NASA’s celebrated Stardust mission returned to
Earth the first samples ever of comet dust. On January
2, 2004, the Stardust craft swept past Comet Wild
2, trapping particles as they struck 'aerogel' in a 100-
pound capsule. The capsule parachuted to a Utah
desert on January 15, 2006.
Shockingly, the particles contained minerals that
can only be formed at temperatures of thousands of
degrees. Mineral inclusions ranged from anorthite,
which is made up of calcium, sodium, aluminum and
silicate, to diopside, made of calcium magnesium and
silicate.
How could this be? We have been assured that
comets are the leftovers of a cold 'nebular cloud' that
formed the solar system. This hypothesis has become
an article of faith. Indeed, the implication of a fiery
cometary past was so unexpected that an early
sample of dust was thought to be contamination from
the spacecraft.
“How did materials formed by fire end up on the
outermost reaches of the solar system, where temperatures
are the coldest?” asked Associated Press
writer Pam Easton.
“That’s a big surprise. People thought comets
would just be cold stuff that formed out ... where
things are very cold,” said NASA curator Michael
Zolensky. “It was kind of a shock to not just find one
but several of these, which implies they are pretty
common in the comet.”
Researchers were forced to conclude that the enigmatic
particle material formed in a superheated region
either close to our Sun, or close to an alien star.
“In the coldest part of the solar system we’ve found
samples that formed at extremely high temperatures,”
said Donald Brownlee, Stardust’s principal
investigator at the University of Washington in Seattle.

(MATERIAL)
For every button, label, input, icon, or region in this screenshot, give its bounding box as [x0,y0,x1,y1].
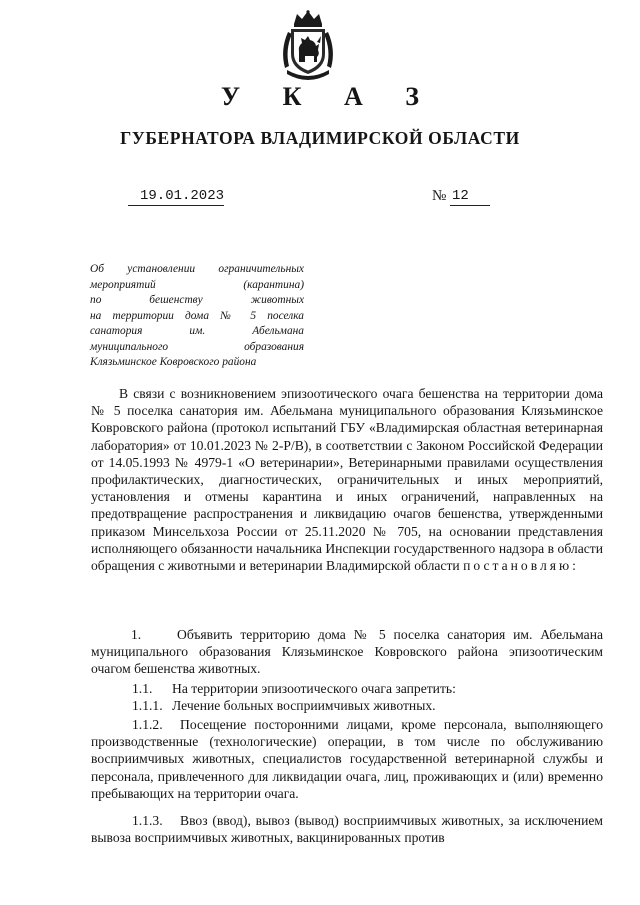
clause-1-1-2 [91,716,603,802]
issuer-title: ГУБЕРНАТОРА ВЛАДИМИРСКОЙ ОБЛАСТИ [120,128,520,148]
decree-date: 19.01.2023 [128,188,224,206]
decree-word: постановляю: [463,558,579,574]
clause-1-1-3 [91,812,603,846]
subject-line: Клязьминское Ковровского района [90,356,257,368]
clause-number: 1.1.3. [132,813,163,828]
subject-line: Об установлении ограничительных [90,263,304,275]
coat-of-arms-icon [277,10,339,80]
subject-line: на территории дома № 5 поселка [90,309,304,322]
clause-number: 1.1. [132,681,153,696]
clause-text: Объявить территорию дома № 5 поселка санатория им. Абельмана муниципального образования Клязьминское Ковровского района эпизоотическим очагом бешенства животных. [91,627,603,677]
decree-subject [90,262,304,371]
subject-line: санатория им. Абельмана [90,325,304,337]
clause-number: 1.1.2. [132,717,163,732]
clause-number: 1. [131,627,142,642]
clause-text: На территории эпизоотического очага запретить: [172,681,456,696]
preamble-text: В связи с возникновением эпизоотического очага бешенства на территории дома № 5 поселка санатория им. Абельмана муниципального образования Клязьминское Ковровского района (протокол испытаний ГБУ «Владимирская областная ветеринарная лаборатория» от 10.01.2023 № 2-Р/В), в соответствии с Законом Российской Федерации от 14.05.1993 № 4979-1 «О ветеринарии», Ветеринарными правилами осуществления профилактических, диагностических, ограничительных и иных мероприятий, установления и отмены карантина и иных ограничений, направленных на предотвращение распространения и ликвидацию очагов бешенства, утвержденными приказом Минсельхоза России от 25.11.2020 № 705, на основании представления исполняющего обязанности начальника Инспекции государственного надзора в области обращения с животными и ветеринарии Владимирской области [91,386,603,574]
clause-1 [91,626,603,678]
subject-line: по бешенству животных [90,294,304,306]
document-type-title: У К А З [221,82,437,111]
number-sign: № [432,188,447,204]
clause-text: Посещение посторонними лицами, кроме персонала, выполняющего производственные (технологические) операции, в том числе по обслуживанию восприимчивых животных, специалистов государственной ветеринарной службы и персонала, привлеченного для ликвидации очага, лиц, проживающих и (или) временно пребывающих на территории очага. [91,717,603,801]
clause-1-1 [91,680,603,697]
preamble-paragraph [91,385,603,574]
clause-number: 1.1.1. [132,698,163,713]
clause-text: Лечение больных восприимчивых животных. [172,698,436,713]
subject-line: муниципального образования [90,340,304,353]
clause-text: Ввоз (ввод), вывоз (вывод) восприимчивых животных, за исключением вывоза восприимчивых животных, вакцинированных против [91,813,603,846]
clause-1-1-1 [91,697,603,714]
subject-line: мероприятий (карантина) [90,278,304,291]
decree-number: 12 [450,188,490,206]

(TASK REQUIREMENTS)
1: Translate this sentence from the Stardust text into Spanish: "The capsule parachuted to a Utah desert on January 15, 2006."
2: Carry the Stardust text forward, picking up right after its final sentence.
The lines above come from a separate source with no connection to the Stardust text.

(ANSWERS IN ORDER)
1: La cápsula descendió en paracaídas sobre un desierto de Utah el 15 de enero de 2006.

2:
“When these minerals formed they were either
red hot or white hot grains, and yet they were collected
in a comet, the Siberia of the Solar System.”
But comets are supposed to be the 'Rosetta
stones,' constituted primarily of dust and ices, from
which the Sun and planets were formed.
Speculations erupted. Could it be that something
occurred in or very near the Sun in its formative
phase, flinging immense quantities of material out far
beyond the orbit of Pluto, to the 'Oort cloud,' the
legendary and invisible reservoir of comets? But this
would produce a mixing and contradict the zoning
that is evident in the asteroid belt. “If this mixing is
occurring, as suggested by these results, then how do
you preserve any kind of zoning in the solar system,”
Zolenksy asked. “It raises more mysteries.”
Perhaps the story could be rescued by finding the
signature of primordial water whose existence is essential
to the survival of official comet theory.
A report in the journal Nature is illuminating. Phil
Bland, a planetary scientist at Imperial College London
and his team analyzed part of a grain. When he
found large amounts of calcium, Bland was excited.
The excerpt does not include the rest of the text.